__INSTRUCTIONS FOR THE TASK__: Provide the records once more, identical to the original.
□ □ □ □
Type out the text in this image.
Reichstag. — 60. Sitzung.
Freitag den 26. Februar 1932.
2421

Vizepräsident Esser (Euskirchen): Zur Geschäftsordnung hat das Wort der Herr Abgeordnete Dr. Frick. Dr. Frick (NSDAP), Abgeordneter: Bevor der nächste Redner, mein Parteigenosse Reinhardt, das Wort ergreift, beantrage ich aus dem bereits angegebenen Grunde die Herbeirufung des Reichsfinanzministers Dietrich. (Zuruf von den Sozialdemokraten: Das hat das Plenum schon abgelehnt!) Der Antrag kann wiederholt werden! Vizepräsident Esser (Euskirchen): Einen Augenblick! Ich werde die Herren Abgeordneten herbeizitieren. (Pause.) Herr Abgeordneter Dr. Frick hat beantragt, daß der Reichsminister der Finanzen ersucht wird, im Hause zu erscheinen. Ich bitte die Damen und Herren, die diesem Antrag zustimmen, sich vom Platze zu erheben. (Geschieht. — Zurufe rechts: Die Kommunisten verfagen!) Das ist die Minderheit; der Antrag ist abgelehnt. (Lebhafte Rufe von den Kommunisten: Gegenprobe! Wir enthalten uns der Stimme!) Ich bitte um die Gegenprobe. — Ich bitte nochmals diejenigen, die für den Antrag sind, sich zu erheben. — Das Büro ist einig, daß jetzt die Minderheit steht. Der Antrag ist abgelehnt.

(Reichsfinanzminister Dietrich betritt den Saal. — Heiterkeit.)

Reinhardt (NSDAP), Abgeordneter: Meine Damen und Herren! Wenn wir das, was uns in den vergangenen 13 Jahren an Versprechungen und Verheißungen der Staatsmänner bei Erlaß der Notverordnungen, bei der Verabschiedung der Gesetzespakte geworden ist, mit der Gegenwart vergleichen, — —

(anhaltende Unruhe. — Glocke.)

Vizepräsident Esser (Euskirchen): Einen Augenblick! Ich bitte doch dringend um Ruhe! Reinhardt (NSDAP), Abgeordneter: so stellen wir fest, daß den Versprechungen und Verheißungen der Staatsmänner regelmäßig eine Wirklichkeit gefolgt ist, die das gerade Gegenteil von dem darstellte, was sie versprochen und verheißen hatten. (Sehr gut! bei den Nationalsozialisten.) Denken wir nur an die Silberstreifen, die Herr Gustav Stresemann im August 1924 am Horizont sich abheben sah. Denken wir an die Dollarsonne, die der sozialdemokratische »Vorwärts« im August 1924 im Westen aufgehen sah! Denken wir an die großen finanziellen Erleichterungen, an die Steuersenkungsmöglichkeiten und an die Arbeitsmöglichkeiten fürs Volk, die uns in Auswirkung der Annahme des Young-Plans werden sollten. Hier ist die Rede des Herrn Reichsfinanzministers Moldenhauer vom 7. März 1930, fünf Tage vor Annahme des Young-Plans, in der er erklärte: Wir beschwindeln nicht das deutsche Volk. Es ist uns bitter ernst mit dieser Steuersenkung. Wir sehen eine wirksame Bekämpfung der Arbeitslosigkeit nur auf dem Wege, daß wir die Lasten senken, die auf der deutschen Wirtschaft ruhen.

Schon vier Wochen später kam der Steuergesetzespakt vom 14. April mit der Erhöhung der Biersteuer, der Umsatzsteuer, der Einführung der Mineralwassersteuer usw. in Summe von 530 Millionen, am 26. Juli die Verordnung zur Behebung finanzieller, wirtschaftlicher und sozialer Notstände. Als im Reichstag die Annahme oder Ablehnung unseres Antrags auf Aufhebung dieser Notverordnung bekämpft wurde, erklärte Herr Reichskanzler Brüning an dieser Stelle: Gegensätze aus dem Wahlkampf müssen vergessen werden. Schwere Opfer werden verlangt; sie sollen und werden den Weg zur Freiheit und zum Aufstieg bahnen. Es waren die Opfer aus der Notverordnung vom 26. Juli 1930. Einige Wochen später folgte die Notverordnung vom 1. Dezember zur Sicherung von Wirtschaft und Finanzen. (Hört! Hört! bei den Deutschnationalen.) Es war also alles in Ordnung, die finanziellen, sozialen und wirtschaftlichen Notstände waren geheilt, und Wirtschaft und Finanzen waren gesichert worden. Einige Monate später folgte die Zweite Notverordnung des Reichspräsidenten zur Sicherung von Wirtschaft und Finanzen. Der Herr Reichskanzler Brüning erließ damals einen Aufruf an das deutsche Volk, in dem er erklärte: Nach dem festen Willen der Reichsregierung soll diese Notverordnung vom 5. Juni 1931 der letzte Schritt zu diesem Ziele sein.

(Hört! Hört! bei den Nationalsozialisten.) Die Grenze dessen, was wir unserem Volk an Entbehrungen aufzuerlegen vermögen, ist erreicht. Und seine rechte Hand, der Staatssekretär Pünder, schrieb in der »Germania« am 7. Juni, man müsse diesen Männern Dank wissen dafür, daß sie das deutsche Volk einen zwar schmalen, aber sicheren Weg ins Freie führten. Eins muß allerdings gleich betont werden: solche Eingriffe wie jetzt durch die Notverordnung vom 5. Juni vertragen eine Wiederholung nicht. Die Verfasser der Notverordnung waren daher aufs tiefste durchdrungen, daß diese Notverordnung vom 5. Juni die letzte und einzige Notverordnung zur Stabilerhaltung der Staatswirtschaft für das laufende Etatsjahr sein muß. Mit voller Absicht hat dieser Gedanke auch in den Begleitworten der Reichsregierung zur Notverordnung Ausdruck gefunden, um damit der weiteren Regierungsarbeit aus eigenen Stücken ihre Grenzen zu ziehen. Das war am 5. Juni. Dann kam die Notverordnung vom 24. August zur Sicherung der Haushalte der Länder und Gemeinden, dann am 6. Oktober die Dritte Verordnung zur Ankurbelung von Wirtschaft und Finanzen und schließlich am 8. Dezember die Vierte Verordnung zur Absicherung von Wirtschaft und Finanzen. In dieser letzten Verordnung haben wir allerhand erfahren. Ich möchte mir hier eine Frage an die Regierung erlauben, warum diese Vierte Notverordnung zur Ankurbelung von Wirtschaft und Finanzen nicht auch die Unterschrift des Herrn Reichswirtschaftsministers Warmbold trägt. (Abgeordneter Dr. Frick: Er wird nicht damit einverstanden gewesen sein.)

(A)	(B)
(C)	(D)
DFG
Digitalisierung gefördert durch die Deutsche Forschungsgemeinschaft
□ □ □ □
__ANSWER TO THIS PROBLEM__:
Type out the text in this image.
Reichstag. — 60. Sitzung.
Freitag den 26. Februar 1932.
2421

Vizepräsident Esser (Euskirchen): Zur Geschäftsordnung hat das Wort der Herr Abgeordnete Dr. Frick. Dr. Frick (NSDAP), Abgeordneter: Bevor der nächste Redner, mein Parteigenosse Reinhardt, das Wort ergreift, beantrage ich aus dem bereits angegebenen Grunde die Herbeirufung des Reichsfinanzministers Dietrich. (Zuruf von den Sozialdemokraten: Das hat das Plenum schon abgelehnt!) Der Antrag kann wiederholt werden! Vizepräsident Esser (Euskirchen): Einen Augenblick! Ich werde die Herren Abgeordneten herbeizitieren. (Pause.) Herr Abgeordneter Dr. Frick hat beantragt, daß der Reichsminister der Finanzen ersucht wird, im Hause zu erscheinen. Ich bitte die Damen und Herren, die diesem Antrag zustimmen, sich vom Platze zu erheben. (Geschieht. — Zurufe rechts: Die Kommunisten verfagen!) Das ist die Minderheit; der Antrag ist abgelehnt. (Lebhafte Rufe von den Kommunisten: Gegenprobe! Wir enthalten uns der Stimme!) Ich bitte um die Gegenprobe. — Ich bitte nochmals diejenigen, die für den Antrag sind, sich zu erheben. — Das Büro ist einig, daß jetzt die Minderheit steht. Der Antrag ist abgelehnt.

(Reichsfinanzminister Dietrich betritt den Saal. — Heiterkeit.)

Reinhardt (NSDAP), Abgeordneter: Meine Damen und Herren! Wenn wir das, was uns in den vergangenen 13 Jahren an Versprechungen und Verheißungen der Staatsmänner bei Erlaß der Notverordnungen, bei der Verabschiedung der Gesetzespakte geworden ist, mit der Gegenwart vergleichen, — —

(anhaltende Unruhe. — Glocke.)

Vizepräsident Esser (Euskirchen): Einen Augenblick! Ich bitte doch dringend um Ruhe! Reinhardt (NSDAP), Abgeordneter: so stellen wir fest, daß den Versprechungen und Verheißungen der Staatsmänner regelmäßig eine Wirklichkeit gefolgt ist, die das gerade Gegenteil von dem darstellte, was sie versprochen und verheißen hatten. (Sehr gut! bei den Nationalsozialisten.) Denken wir nur an die Silberstreifen, die Herr Gustav Stresemann im August 1924 am Horizont sich abheben sah. Denken wir an die Dollarsonne, die der sozialdemokratische »Vorwärts« im August 1924 im Westen aufgehen sah! Denken wir an die großen finanziellen Erleichterungen, an die Steuersenkungsmöglichkeiten und an die Arbeitsmöglichkeiten fürs Volk, die uns in Auswirkung der Annahme des Young-Plans werden sollten. Hier ist die Rede des Herrn Reichsfinanzministers Moldenhauer vom 7. März 1930, fünf Tage vor Annahme des Young-Plans, in der er erklärte: Wir beschwindeln nicht das deutsche Volk. Es ist uns bitter ernst mit dieser Steuersenkung. Wir sehen eine wirksame Bekämpfung der Arbeitslosigkeit nur auf dem Wege, daß wir die Lasten senken, die auf der deutschen Wirtschaft ruhen.

Schon vier Wochen später kam der Steuergesetzespakt vom 14. April mit der Erhöhung der Biersteuer, der Umsatzsteuer, der Einführung der Mineralwassersteuer usw. in Summe von 530 Millionen, am 26. Juli die Verordnung zur Behebung finanzieller, wirtschaftlicher und sozialer Notstände. Als im Reichstag die Annahme oder Ablehnung unseres Antrags auf Aufhebung dieser Notverordnung bekämpft wurde, erklärte Herr Reichskanzler Brüning an dieser Stelle: Gegensätze aus dem Wahlkampf müssen vergessen werden. Schwere Opfer werden verlangt; sie sollen und werden den Weg zur Freiheit und zum Aufstieg bahnen. Es waren die Opfer aus der Notverordnung vom 26. Juli 1930. Einige Wochen später folgte die Notverordnung vom 1. Dezember zur Sicherung von Wirtschaft und Finanzen. (Hört! Hört! bei den Deutschnationalen.) Es war also alles in Ordnung, die finanziellen, sozialen und wirtschaftlichen Notstände waren geheilt, und Wirtschaft und Finanzen waren gesichert worden. Einige Monate später folgte die Zweite Notverordnung des Reichspräsidenten zur Sicherung von Wirtschaft und Finanzen. Der Herr Reichskanzler Brüning erließ damals einen Aufruf an das deutsche Volk, in dem er erklärte: Nach dem festen Willen der Reichsregierung soll diese Notverordnung vom 5. Juni 1931 der letzte Schritt zu diesem Ziele sein.

(Hört! Hört! bei den Nationalsozialisten.) Die Grenze dessen, was wir unserem Volk an Entbehrungen aufzuerlegen vermögen, ist erreicht. Und seine rechte Hand, der Staatssekretär Pünder, schrieb in der »Germania« am 7. Juni, man müsse diesen Männern Dank wissen dafür, daß sie das deutsche Volk einen zwar schmalen, aber sicheren Weg ins Freie führten. Eins muß allerdings gleich betont werden: solche Eingriffe wie jetzt durch die Notverordnung vom 5. Juni vertragen eine Wiederholung nicht. Die Verfasser der Notverordnung waren daher aufs tiefste durchdrungen, daß diese Notverordnung vom 5. Juni die letzte und einzige Notverordnung zur Stabilerhaltung der Staatswirtschaft für das laufende Etatsjahr sein muß. Mit voller Absicht hat dieser Gedanke auch in den Begleitworten der Reichsregierung zur Notverordnung Ausdruck gefunden, um damit der weiteren Regierungsarbeit aus eigenen Stücken ihre Grenzen zu ziehen. Das war am 5. Juni. Dann kam die Notverordnung vom 24. August zur Sicherung der Haushalte der Länder und Gemeinden, dann am 6. Oktober die Dritte Verordnung zur Ankurbelung von Wirtschaft und Finanzen und schließlich am 8. Dezember die Vierte Verordnung zur Absicherung von Wirtschaft und Finanzen. In dieser letzten Verordnung haben wir allerhand erfahren. Ich möchte mir hier eine Frage an die Regierung erlauben, warum diese Vierte Notverordnung zur Ankurbelung von Wirtschaft und Finanzen nicht auch die Unterschrift des Herrn Reichswirtschaftsministers Warmbold trägt. (Abgeordneter Dr. Frick: Er wird nicht damit einverstanden gewesen sein.)

(A)	(B)
(C)	(D)
DFG
Digitalisierung gefördert durch die Deutsche Forschungsgemeinschaft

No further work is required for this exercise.